## Begin

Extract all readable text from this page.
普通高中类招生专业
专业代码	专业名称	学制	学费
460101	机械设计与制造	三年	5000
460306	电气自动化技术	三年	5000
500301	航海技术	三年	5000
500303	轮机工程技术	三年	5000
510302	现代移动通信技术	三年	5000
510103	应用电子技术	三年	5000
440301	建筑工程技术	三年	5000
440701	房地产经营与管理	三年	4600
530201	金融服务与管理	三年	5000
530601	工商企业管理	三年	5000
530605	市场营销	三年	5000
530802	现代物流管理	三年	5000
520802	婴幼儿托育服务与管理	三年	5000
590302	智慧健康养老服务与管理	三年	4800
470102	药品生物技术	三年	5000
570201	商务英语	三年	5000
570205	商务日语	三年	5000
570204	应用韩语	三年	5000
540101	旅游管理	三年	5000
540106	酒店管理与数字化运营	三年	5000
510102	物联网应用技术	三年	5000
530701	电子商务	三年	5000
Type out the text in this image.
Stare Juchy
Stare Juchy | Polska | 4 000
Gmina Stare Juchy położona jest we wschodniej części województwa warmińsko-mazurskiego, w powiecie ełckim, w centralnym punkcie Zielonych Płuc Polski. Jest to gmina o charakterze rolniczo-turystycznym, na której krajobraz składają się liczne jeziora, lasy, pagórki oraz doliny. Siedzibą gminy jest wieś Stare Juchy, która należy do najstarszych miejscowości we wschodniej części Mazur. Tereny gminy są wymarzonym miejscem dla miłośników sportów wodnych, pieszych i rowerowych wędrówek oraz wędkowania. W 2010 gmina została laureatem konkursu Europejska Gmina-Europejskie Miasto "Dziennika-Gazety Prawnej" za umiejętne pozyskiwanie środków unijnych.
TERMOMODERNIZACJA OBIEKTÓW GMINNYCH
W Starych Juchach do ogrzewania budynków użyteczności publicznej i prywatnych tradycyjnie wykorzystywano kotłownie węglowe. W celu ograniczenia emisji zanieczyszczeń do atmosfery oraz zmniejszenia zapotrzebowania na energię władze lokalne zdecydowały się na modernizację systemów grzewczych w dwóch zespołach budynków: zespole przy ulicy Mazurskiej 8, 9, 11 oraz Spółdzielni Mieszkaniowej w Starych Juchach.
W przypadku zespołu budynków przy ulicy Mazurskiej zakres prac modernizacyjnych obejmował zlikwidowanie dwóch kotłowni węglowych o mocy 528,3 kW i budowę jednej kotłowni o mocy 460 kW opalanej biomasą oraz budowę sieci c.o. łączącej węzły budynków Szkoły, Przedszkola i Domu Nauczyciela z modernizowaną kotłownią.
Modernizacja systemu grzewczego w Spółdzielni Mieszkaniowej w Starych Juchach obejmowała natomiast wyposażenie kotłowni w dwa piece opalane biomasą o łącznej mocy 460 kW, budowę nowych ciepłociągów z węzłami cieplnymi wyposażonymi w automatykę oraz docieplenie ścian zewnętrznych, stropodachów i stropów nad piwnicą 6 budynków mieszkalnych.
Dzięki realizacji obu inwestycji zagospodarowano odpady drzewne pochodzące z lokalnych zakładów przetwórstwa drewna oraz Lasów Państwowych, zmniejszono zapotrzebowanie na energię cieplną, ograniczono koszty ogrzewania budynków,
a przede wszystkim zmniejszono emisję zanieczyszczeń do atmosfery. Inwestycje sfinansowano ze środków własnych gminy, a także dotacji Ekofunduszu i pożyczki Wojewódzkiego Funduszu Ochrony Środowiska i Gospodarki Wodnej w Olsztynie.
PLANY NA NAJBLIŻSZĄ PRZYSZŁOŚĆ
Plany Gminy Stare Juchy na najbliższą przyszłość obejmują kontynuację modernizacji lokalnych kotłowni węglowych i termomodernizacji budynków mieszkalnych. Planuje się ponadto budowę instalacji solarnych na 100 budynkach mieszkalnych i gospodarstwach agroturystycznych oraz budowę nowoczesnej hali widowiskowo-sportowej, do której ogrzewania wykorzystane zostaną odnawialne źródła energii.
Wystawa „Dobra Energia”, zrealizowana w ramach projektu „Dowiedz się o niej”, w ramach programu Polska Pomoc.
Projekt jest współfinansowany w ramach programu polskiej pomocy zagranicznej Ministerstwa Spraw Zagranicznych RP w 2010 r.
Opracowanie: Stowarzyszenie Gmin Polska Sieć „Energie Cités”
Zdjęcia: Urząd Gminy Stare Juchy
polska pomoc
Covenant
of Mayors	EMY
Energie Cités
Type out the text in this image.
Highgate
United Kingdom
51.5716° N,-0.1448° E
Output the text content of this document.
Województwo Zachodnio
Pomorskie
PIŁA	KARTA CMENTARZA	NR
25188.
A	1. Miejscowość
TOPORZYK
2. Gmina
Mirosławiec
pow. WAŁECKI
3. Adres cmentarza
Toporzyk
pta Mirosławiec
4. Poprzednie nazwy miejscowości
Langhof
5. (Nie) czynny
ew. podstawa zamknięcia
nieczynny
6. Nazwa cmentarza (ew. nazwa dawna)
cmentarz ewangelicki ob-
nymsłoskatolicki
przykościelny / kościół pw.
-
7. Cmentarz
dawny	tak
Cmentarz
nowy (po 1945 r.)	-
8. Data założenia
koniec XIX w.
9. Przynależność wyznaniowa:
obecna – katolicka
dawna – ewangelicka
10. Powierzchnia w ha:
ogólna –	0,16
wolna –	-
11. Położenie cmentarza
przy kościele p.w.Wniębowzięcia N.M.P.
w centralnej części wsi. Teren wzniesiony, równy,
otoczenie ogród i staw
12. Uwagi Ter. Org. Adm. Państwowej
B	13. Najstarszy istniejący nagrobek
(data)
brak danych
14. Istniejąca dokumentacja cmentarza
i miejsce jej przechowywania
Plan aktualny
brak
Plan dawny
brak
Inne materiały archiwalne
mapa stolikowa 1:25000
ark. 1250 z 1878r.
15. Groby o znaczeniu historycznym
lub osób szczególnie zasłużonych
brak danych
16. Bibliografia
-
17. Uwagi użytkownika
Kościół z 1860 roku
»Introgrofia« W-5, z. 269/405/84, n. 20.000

## End

## Short problem
Retype the records in full. Keep every line identical to the original.

## The response
Extract all readable text from this page.
普通高中类招生专业
专业代码	专业名称	学制	学费
460101	机械设计与制造	三年	5000
460306	电气自动化技术	三年	5000
500301	航海技术	三年	5000
500303	轮机工程技术	三年	5000
510302	现代移动通信技术	三年	5000
510103	应用电子技术	三年	5000
440301	建筑工程技术	三年	5000
440701	房地产经营与管理	三年	4600
530201	金融服务与管理	三年	5000
530601	工商企业管理	三年	5000
530605	市场营销	三年	5000
530802	现代物流管理	三年	5000
520802	婴幼儿托育服务与管理	三年	5000
590302	智慧健康养老服务与管理	三年	4800
470102	药品生物技术	三年	5000
570201	商务英语	三年	5000
570205	商务日语	三年	5000
570204	应用韩语	三年	5000
540101	旅游管理	三年	5000
540106	酒店管理与数字化运营	三年	5000
510102	物联网应用技术	三年	5000
530701	电子商务	三年	5000
Type out the text in this image.
Stare Juchy
Stare Juchy | Polska | 4 000
Gmina Stare Juchy położona jest we wschodniej części województwa warmińsko-mazurskiego, w powiecie ełckim, w centralnym punkcie Zielonych Płuc Polski. Jest to gmina o charakterze rolniczo-turystycznym, na której krajobraz składają się liczne jeziora, lasy, pagórki oraz doliny. Siedzibą gminy jest wieś Stare Juchy, która należy do najstarszych miejscowości we wschodniej części Mazur. Tereny gminy są wymarzonym miejscem dla miłośników sportów wodnych, pieszych i rowerowych wędrówek oraz wędkowania. W 2010 gmina została laureatem konkursu Europejska Gmina-Europejskie Miasto "Dziennika-Gazety Prawnej" za umiejętne pozyskiwanie środków unijnych.
TERMOMODERNIZACJA OBIEKTÓW GMINNYCH
W Starych Juchach do ogrzewania budynków użyteczności publicznej i prywatnych tradycyjnie wykorzystywano kotłownie węglowe. W celu ograniczenia emisji zanieczyszczeń do atmosfery oraz zmniejszenia zapotrzebowania na energię władze lokalne zdecydowały się na modernizację systemów grzewczych w dwóch zespołach budynków: zespole przy ulicy Mazurskiej 8, 9, 11 oraz Spółdzielni Mieszkaniowej w Starych Juchach.
W przypadku zespołu budynków przy ulicy Mazurskiej zakres prac modernizacyjnych obejmował zlikwidowanie dwóch kotłowni węglowych o mocy 528,3 kW i budowę jednej kotłowni o mocy 460 kW opalanej biomasą oraz budowę sieci c.o. łączącej węzły budynków Szkoły, Przedszkola i Domu Nauczyciela z modernizowaną kotłownią.
Modernizacja systemu grzewczego w Spółdzielni Mieszkaniowej w Starych Juchach obejmowała natomiast wyposażenie kotłowni w dwa piece opalane biomasą o łącznej mocy 460 kW, budowę nowych ciepłociągów z węzłami cieplnymi wyposażonymi w automatykę oraz docieplenie ścian zewnętrznych, stropodachów i stropów nad piwnicą 6 budynków mieszkalnych.
Dzięki realizacji obu inwestycji zagospodarowano odpady drzewne pochodzące z lokalnych zakładów przetwórstwa drewna oraz Lasów Państwowych, zmniejszono zapotrzebowanie na energię cieplną, ograniczono koszty ogrzewania budynków,
a przede wszystkim zmniejszono emisję zanieczyszczeń do atmosfery. Inwestycje sfinansowano ze środków własnych gminy, a także dotacji Ekofunduszu i pożyczki Wojewódzkiego Funduszu Ochrony Środowiska i Gospodarki Wodnej w Olsztynie.
PLANY NA NAJBLIŻSZĄ PRZYSZŁOŚĆ
Plany Gminy Stare Juchy na najbliższą przyszłość obejmują kontynuację modernizacji lokalnych kotłowni węglowych i termomodernizacji budynków mieszkalnych. Planuje się ponadto budowę instalacji solarnych na 100 budynkach mieszkalnych i gospodarstwach agroturystycznych oraz budowę nowoczesnej hali widowiskowo-sportowej, do której ogrzewania wykorzystane zostaną odnawialne źródła energii.
Wystawa „Dobra Energia”, zrealizowana w ramach projektu „Dowiedz się o niej”, w ramach programu Polska Pomoc.
Projekt jest współfinansowany w ramach programu polskiej pomocy zagranicznej Ministerstwa Spraw Zagranicznych RP w 2010 r.
Opracowanie: Stowarzyszenie Gmin Polska Sieć „Energie Cités”
Zdjęcia: Urząd Gminy Stare Juchy
polska pomoc
Covenant
of Mayors	EMY
Energie Cités
Type out the text in this image.
Highgate
United Kingdom
51.5716° N,-0.1448° E
Output the text content of this document.
Województwo Zachodnio
Pomorskie
PIŁA	KARTA CMENTARZA	NR
25188.
A	1. Miejscowość
TOPORZYK
2. Gmina
Mirosławiec
pow. WAŁECKI
3. Adres cmentarza
Toporzyk
pta Mirosławiec
4. Poprzednie nazwy miejscowości
Langhof
5. (Nie) czynny
ew. podstawa zamknięcia
nieczynny
6. Nazwa cmentarza (ew. nazwa dawna)
cmentarz ewangelicki ob-
nymsłoskatolicki
przykościelny / kościół pw.
-
7. Cmentarz
dawny	tak
Cmentarz
nowy (po 1945 r.)	-
8. Data założenia
koniec XIX w.
9. Przynależność wyznaniowa:
obecna – katolicka
dawna – ewangelicka
10. Powierzchnia w ha:
ogólna –	0,16
wolna –	-
11. Położenie cmentarza
przy kościele p.w.Wniębowzięcia N.M.P.
w centralnej części wsi. Teren wzniesiony, równy,
otoczenie ogród i staw
12. Uwagi Ter. Org. Adm. Państwowej
B	13. Najstarszy istniejący nagrobek
(data)
brak danych
14. Istniejąca dokumentacja cmentarza
i miejsce jej przechowywania
Plan aktualny
brak
Plan dawny
brak
Inne materiały archiwalne
mapa stolikowa 1:25000
ark. 1250 z 1878r.
15. Groby o znaczeniu historycznym
lub osób szczególnie zasłużonych
brak danych
16. Bibliografia
-
17. Uwagi użytkownika
Kościół z 1860 roku
»Introgrofia« W-5, z. 269/405/84, n. 20.000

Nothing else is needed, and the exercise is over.